======== Records shown
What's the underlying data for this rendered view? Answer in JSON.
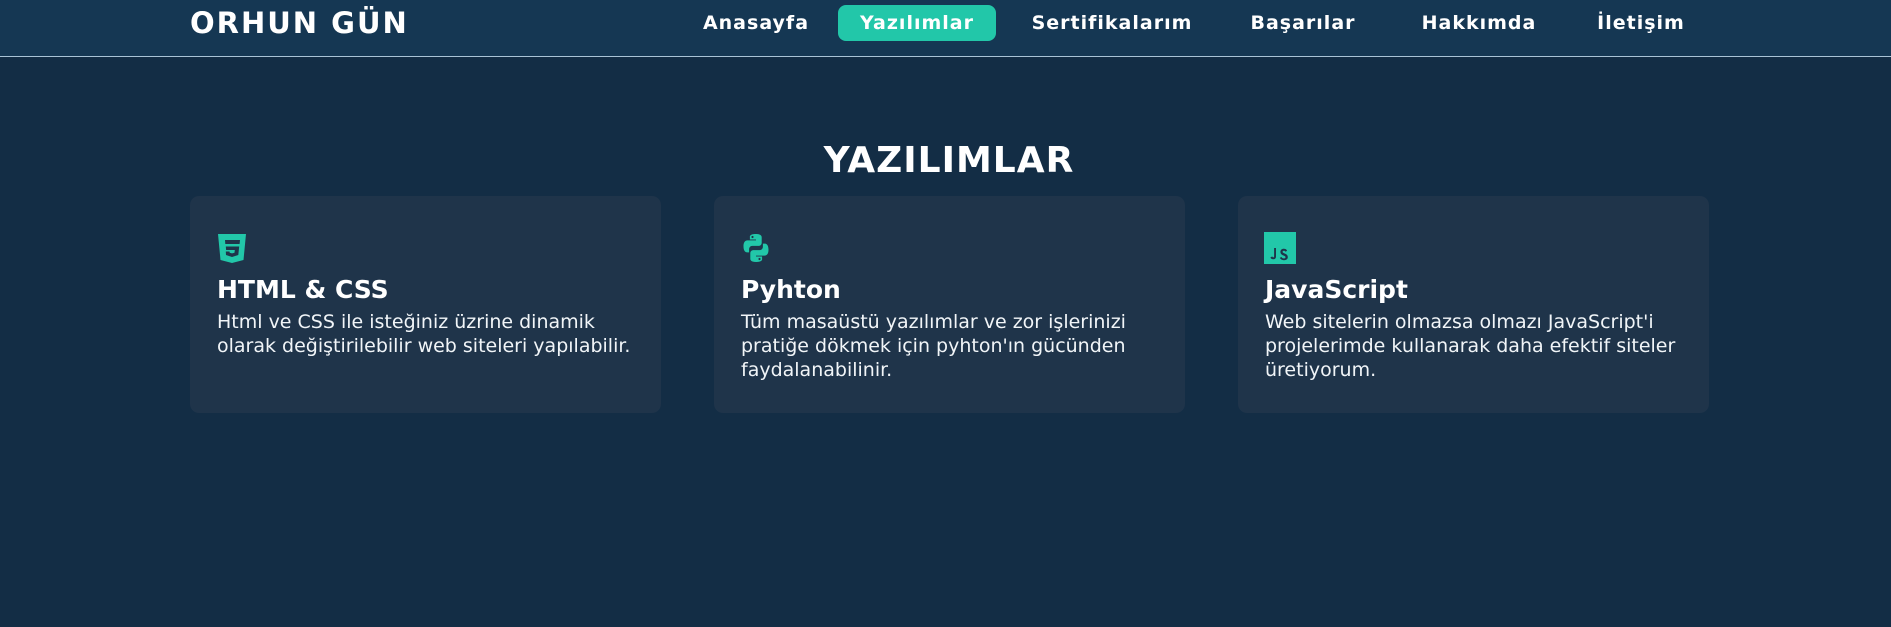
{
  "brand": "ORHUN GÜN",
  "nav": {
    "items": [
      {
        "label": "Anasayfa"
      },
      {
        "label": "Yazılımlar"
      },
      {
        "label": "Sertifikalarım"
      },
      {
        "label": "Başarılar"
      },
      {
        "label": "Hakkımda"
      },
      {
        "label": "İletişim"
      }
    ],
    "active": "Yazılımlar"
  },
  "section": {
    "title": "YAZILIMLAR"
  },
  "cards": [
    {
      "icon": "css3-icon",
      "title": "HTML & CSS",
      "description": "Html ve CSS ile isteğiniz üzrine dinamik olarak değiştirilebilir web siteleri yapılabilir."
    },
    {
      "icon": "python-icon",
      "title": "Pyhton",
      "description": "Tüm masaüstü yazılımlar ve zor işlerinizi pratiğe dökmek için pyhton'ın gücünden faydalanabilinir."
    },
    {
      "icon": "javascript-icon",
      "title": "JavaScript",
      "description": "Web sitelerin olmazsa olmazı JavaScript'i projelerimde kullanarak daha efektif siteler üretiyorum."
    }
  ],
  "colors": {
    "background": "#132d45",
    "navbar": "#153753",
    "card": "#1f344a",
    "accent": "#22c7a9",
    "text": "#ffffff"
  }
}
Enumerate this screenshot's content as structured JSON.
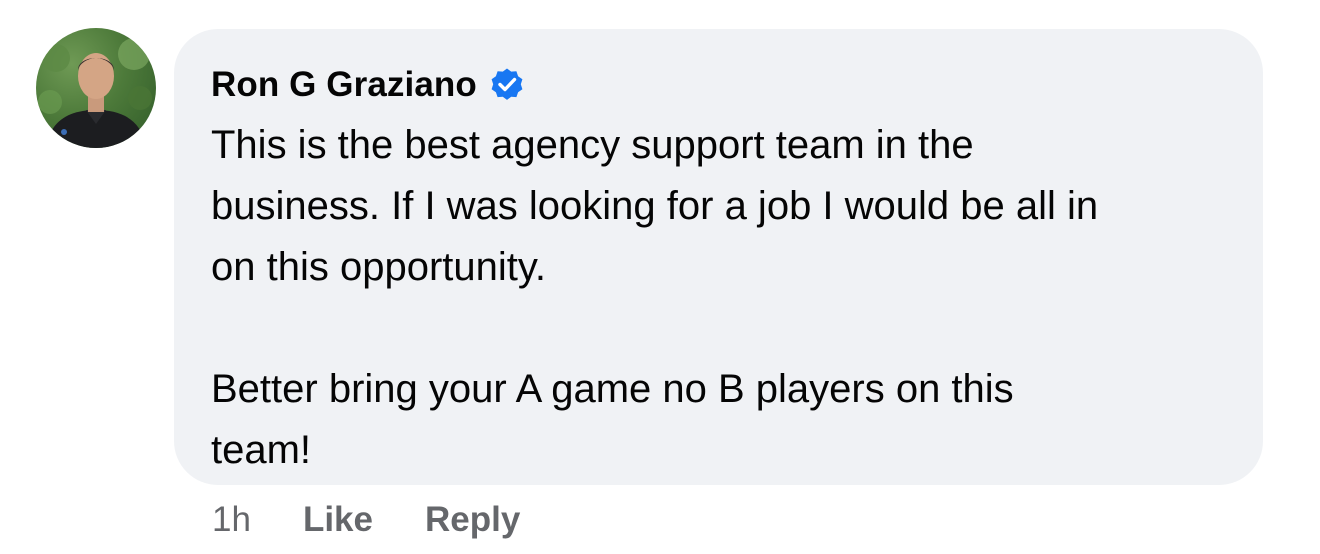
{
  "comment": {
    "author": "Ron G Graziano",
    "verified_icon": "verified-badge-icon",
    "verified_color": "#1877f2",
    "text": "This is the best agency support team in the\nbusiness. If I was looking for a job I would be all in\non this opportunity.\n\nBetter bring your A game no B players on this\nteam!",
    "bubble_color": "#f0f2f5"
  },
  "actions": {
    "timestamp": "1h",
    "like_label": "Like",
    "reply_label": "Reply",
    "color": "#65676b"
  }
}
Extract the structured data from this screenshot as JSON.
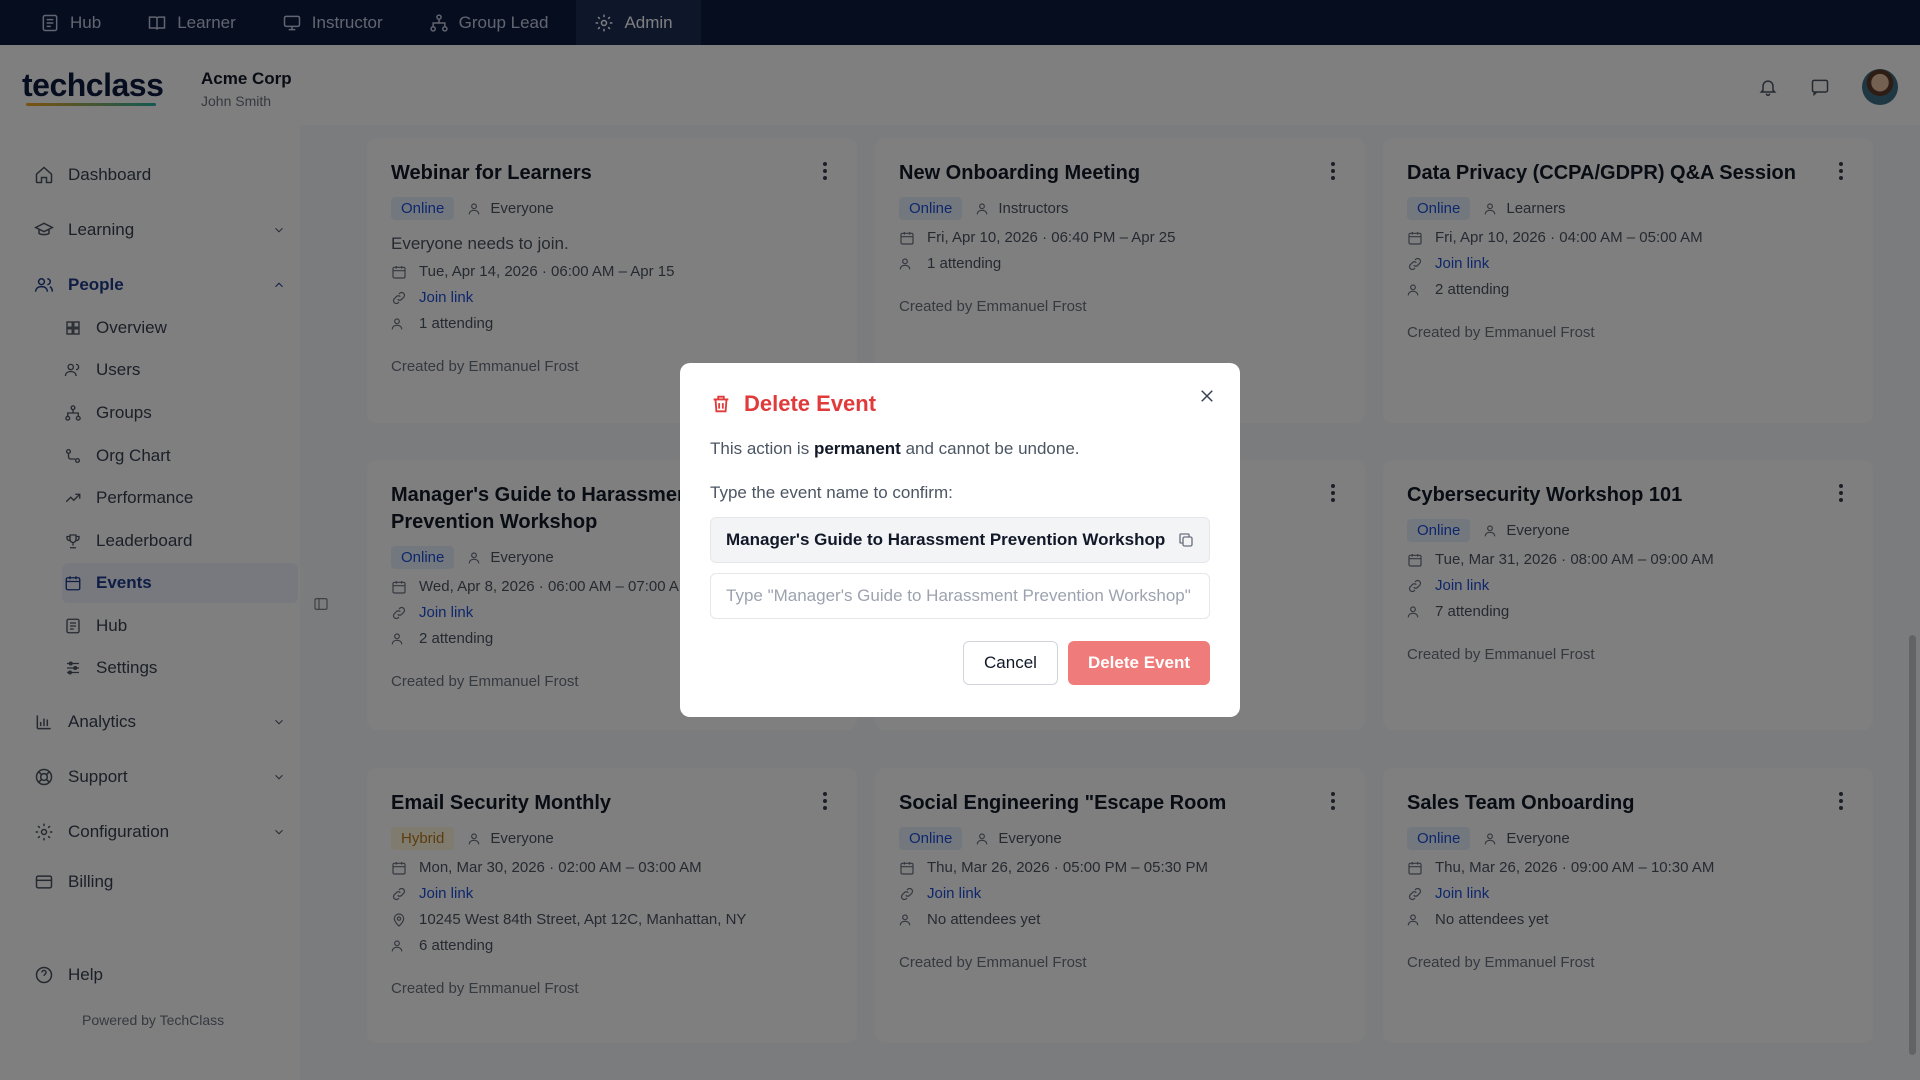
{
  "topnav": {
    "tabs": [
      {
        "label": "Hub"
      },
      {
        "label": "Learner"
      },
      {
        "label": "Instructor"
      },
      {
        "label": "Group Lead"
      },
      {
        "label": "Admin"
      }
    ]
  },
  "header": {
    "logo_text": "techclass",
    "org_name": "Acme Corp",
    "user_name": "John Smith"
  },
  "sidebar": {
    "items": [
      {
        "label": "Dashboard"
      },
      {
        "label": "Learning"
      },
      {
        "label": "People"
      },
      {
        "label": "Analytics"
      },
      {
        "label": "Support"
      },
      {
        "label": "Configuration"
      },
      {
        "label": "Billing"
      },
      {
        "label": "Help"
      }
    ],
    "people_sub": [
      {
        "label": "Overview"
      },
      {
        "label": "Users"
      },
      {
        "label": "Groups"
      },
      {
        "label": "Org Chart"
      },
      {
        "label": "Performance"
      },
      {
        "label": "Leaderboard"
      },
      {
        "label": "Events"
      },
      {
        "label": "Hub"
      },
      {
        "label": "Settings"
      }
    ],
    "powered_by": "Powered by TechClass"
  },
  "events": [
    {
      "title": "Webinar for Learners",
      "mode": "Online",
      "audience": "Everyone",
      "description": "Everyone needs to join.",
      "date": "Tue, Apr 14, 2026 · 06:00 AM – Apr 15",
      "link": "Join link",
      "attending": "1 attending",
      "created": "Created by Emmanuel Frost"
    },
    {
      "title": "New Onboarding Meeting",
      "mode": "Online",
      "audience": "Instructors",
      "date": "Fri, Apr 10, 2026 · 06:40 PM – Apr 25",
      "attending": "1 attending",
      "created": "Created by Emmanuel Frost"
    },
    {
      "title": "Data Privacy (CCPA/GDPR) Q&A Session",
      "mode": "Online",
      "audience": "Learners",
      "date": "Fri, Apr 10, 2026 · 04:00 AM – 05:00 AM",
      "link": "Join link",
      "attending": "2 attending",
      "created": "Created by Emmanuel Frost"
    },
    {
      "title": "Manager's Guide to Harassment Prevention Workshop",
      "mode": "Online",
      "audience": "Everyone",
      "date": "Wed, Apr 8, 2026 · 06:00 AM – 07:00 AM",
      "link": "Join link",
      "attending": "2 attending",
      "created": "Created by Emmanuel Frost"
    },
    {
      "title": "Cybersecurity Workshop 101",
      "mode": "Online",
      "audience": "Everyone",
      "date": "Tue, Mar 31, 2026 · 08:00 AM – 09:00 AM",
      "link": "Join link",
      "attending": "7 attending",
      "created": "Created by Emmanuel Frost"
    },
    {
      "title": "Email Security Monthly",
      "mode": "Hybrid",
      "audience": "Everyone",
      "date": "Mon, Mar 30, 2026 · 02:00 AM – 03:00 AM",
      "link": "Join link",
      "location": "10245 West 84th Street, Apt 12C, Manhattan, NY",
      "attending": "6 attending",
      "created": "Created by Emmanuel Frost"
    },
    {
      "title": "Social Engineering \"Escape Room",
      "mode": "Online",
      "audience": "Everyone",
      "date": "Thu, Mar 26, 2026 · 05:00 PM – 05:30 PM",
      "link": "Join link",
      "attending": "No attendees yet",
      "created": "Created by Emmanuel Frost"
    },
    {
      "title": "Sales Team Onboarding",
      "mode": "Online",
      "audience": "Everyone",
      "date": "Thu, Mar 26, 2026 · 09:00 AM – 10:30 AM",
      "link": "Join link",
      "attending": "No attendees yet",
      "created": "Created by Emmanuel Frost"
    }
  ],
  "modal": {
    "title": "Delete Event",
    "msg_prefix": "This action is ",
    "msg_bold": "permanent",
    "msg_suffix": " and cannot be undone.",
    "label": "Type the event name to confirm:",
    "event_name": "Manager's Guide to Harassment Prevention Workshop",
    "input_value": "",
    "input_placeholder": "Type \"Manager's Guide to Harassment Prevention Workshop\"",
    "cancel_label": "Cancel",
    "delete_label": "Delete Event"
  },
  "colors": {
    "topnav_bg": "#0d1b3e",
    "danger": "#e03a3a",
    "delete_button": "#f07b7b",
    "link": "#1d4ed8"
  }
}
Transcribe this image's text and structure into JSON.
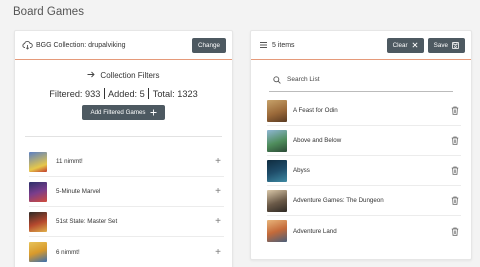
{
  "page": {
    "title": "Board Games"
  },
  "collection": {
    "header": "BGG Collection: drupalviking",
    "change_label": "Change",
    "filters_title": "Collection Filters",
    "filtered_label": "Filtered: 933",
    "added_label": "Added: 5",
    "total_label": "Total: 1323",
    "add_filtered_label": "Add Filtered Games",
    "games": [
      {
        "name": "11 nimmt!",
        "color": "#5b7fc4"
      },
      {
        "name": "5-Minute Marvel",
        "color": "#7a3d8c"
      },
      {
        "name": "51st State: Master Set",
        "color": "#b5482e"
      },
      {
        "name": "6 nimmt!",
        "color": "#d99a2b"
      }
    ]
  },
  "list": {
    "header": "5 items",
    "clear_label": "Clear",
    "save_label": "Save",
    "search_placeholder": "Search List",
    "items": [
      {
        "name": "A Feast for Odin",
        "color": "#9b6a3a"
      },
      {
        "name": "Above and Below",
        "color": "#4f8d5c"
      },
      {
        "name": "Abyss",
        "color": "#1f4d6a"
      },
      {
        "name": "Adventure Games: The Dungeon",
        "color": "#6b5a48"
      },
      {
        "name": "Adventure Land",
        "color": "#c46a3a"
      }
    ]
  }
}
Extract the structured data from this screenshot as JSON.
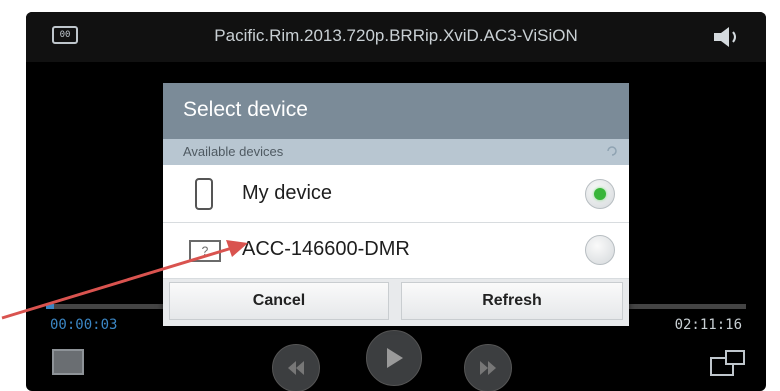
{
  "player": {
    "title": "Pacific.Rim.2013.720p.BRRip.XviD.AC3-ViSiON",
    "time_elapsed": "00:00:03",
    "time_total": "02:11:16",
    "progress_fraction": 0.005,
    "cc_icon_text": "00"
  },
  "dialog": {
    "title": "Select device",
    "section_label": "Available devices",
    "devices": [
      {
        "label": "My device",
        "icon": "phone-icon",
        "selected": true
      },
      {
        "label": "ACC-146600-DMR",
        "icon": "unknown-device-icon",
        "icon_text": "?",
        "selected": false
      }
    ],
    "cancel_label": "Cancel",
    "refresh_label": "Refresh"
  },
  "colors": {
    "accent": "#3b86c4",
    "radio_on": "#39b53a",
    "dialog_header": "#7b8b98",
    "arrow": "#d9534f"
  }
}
================
Set problem:
Each line that has the word "Type" should be copied.

Response below:
    "label": "Type the event name to confirm:",
    "input_placeholder": "Type \"Manager's Guide to Harassment Prevention Workshop\"",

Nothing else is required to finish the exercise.